• [Records shown]:
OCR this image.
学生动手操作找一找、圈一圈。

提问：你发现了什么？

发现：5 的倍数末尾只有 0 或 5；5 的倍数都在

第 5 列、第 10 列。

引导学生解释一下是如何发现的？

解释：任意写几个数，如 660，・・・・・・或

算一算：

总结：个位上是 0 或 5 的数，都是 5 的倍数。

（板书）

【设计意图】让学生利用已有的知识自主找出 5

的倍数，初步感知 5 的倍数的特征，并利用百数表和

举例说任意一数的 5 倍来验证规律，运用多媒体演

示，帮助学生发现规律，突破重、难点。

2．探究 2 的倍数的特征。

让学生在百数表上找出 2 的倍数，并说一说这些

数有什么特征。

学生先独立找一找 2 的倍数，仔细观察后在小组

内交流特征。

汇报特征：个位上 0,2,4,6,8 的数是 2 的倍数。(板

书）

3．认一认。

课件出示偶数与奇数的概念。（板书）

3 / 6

• [Problem description]: Return every line above in which the string "的倍数的特征" occurs.

• [Solution to this problem]:
的倍数，初步感知 5 的倍数的特征，并利用百数表和
2．探究 2 的倍数的特征。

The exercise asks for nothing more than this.